### MATERIALS PROVIDED ###
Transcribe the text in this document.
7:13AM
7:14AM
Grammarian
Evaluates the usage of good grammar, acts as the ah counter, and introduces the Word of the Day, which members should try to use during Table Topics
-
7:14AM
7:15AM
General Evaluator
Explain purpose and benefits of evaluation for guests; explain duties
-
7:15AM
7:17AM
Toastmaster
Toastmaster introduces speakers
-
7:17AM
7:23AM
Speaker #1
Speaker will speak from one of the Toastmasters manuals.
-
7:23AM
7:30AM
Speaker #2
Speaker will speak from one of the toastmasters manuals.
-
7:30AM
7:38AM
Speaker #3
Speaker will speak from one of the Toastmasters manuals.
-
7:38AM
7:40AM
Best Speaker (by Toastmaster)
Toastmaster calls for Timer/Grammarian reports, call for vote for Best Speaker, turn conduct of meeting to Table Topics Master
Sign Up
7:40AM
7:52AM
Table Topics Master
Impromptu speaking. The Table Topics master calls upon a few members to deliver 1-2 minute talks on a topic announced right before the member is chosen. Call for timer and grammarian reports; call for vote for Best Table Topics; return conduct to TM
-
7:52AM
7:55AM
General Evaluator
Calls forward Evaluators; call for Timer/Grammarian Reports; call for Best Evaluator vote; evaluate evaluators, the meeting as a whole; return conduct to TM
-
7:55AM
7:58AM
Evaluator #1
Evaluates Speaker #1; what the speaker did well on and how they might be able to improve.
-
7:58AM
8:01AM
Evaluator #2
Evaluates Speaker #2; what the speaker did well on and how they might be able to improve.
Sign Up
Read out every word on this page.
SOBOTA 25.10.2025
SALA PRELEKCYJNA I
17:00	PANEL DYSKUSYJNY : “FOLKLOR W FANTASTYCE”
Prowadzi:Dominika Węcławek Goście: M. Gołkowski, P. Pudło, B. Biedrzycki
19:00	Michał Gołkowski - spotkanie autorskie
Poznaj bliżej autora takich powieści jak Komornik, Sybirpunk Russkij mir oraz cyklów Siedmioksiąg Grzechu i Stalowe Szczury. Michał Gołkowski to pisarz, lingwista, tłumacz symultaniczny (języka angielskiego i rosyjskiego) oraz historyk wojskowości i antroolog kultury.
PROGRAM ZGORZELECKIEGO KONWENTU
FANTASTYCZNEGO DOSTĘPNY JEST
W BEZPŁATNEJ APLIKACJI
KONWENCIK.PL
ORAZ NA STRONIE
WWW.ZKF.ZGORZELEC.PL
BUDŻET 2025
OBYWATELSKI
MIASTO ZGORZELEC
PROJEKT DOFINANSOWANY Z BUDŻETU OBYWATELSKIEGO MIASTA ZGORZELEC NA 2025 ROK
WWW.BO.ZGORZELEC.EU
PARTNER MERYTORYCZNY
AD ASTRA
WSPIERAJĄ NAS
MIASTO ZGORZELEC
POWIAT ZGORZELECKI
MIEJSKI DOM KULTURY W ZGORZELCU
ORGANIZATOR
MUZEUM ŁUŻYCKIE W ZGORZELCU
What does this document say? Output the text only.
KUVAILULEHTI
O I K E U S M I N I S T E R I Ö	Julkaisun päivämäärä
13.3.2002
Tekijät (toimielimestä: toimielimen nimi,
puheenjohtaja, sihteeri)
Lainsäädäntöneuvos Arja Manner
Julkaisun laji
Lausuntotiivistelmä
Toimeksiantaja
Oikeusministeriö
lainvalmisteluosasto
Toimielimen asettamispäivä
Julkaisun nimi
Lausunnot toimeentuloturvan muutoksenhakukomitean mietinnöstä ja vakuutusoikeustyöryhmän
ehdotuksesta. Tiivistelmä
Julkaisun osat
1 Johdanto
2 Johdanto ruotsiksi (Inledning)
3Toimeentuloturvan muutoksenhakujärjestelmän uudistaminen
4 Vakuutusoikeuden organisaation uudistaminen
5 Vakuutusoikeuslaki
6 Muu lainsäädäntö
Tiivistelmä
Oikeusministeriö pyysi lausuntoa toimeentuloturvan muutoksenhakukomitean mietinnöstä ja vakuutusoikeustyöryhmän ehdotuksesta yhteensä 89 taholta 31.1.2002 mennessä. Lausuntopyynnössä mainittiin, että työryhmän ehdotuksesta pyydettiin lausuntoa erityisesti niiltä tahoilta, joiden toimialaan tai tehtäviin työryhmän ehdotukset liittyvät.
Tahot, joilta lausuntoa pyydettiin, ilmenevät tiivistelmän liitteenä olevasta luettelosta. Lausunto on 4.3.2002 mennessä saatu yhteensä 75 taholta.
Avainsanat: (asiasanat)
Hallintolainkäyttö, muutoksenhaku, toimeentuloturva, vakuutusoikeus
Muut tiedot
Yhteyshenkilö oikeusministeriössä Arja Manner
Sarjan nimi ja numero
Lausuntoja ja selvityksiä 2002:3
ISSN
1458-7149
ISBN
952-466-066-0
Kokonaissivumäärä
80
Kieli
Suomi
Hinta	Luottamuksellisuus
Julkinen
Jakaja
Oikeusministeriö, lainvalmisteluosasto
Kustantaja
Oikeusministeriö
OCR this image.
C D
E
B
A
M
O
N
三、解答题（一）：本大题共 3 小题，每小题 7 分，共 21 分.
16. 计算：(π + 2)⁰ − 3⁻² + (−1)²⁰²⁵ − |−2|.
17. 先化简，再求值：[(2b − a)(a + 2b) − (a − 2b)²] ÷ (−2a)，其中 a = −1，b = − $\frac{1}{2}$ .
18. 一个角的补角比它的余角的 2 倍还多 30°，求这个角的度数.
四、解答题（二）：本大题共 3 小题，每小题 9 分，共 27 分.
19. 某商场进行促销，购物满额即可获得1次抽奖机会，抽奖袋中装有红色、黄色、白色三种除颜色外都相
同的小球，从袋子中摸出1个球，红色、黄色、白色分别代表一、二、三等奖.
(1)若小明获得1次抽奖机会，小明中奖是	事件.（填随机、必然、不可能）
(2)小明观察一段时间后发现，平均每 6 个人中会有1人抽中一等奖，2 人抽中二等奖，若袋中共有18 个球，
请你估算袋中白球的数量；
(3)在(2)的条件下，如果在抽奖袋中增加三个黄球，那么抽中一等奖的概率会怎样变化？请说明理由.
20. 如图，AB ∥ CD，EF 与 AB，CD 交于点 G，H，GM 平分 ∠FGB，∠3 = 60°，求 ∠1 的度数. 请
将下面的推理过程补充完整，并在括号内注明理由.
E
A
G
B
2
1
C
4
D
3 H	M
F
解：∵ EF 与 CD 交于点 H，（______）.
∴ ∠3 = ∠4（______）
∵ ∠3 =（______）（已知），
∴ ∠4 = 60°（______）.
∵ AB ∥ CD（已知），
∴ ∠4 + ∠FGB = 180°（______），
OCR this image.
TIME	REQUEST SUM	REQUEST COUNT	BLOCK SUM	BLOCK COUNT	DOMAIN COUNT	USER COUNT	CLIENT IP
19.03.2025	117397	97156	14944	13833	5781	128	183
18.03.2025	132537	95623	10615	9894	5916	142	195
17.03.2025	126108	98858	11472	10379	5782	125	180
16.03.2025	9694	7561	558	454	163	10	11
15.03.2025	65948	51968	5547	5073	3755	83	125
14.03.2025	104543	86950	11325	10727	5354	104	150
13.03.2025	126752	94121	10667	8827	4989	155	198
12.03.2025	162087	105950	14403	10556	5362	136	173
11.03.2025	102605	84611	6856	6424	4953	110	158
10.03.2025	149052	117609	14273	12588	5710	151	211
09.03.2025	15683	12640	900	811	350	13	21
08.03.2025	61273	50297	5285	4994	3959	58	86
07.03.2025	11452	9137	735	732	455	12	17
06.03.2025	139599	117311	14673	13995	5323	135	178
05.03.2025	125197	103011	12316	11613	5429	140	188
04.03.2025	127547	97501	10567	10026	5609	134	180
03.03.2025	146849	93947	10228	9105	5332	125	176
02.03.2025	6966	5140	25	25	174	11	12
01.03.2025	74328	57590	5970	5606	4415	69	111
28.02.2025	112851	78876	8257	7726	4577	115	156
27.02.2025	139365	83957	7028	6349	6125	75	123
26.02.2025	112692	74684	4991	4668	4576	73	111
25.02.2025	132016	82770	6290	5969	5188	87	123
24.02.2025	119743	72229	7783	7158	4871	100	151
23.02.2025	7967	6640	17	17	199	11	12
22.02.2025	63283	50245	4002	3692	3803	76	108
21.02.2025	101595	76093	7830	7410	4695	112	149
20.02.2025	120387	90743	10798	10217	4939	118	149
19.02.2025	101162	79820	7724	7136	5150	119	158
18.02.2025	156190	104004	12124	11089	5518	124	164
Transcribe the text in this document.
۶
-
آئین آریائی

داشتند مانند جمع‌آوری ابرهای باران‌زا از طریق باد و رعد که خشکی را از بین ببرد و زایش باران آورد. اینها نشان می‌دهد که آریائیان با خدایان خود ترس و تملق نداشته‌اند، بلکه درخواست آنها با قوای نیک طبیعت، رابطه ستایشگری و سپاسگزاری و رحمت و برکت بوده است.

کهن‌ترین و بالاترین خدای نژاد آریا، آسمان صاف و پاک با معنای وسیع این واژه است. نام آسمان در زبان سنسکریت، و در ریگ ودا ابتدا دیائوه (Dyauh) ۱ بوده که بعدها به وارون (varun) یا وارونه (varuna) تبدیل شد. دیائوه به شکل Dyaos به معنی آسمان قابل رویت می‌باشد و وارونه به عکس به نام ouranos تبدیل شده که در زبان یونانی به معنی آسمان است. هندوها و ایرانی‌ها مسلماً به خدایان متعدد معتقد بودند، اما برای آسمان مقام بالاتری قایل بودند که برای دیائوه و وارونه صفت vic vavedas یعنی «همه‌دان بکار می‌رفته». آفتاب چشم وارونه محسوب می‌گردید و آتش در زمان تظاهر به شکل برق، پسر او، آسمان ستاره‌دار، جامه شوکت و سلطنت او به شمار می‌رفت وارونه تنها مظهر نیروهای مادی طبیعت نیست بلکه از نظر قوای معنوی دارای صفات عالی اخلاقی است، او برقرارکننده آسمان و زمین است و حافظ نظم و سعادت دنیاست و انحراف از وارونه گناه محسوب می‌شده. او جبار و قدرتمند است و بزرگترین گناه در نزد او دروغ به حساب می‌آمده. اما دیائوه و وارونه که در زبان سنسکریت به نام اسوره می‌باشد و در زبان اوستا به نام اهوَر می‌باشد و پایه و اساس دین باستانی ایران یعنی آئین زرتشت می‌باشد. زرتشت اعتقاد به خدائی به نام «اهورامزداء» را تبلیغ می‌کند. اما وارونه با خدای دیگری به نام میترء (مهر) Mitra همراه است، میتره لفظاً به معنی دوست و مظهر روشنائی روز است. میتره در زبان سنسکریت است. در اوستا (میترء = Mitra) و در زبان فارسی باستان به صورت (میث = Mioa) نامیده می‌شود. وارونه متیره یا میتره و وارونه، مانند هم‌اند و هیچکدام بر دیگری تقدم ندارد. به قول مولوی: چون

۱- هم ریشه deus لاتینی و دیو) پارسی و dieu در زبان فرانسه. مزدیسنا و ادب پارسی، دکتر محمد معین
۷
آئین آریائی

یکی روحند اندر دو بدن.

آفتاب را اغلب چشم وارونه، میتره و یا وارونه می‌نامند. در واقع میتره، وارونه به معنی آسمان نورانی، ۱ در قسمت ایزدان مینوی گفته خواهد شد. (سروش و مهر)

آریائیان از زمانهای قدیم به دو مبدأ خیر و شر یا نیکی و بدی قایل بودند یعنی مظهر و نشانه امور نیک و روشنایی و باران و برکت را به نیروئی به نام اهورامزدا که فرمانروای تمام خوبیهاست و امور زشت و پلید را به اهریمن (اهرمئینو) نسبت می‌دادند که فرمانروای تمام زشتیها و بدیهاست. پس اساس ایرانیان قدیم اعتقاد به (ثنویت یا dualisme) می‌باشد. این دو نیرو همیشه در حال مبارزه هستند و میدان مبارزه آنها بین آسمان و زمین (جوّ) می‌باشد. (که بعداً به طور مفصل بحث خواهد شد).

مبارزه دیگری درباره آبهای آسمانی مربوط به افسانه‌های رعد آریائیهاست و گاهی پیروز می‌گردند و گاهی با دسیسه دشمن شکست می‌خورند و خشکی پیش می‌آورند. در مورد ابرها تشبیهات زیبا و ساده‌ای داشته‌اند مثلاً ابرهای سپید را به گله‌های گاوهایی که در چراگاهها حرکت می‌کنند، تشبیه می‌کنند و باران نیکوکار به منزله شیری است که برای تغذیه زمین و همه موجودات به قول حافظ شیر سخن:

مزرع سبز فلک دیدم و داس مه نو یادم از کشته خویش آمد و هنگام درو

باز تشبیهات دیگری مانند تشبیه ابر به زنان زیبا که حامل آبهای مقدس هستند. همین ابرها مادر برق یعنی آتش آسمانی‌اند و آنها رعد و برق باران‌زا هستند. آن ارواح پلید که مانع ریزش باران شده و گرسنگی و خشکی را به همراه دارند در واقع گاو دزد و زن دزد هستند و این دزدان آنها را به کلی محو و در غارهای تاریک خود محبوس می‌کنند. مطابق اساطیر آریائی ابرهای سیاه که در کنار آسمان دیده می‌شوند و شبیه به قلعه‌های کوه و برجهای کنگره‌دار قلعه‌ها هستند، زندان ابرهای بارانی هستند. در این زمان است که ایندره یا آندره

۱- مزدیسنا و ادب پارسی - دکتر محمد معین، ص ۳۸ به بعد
###
# [EXERCISE PROMPT]
Look over the listing. Pull out every line with the string "ZGORZELCU" in it.

# [RESULT OF THIS TASK]
MIEJSKI DOM KULTURY W ZGORZELCU
MUZEUM ŁUŻYCKIE W ZGORZELCU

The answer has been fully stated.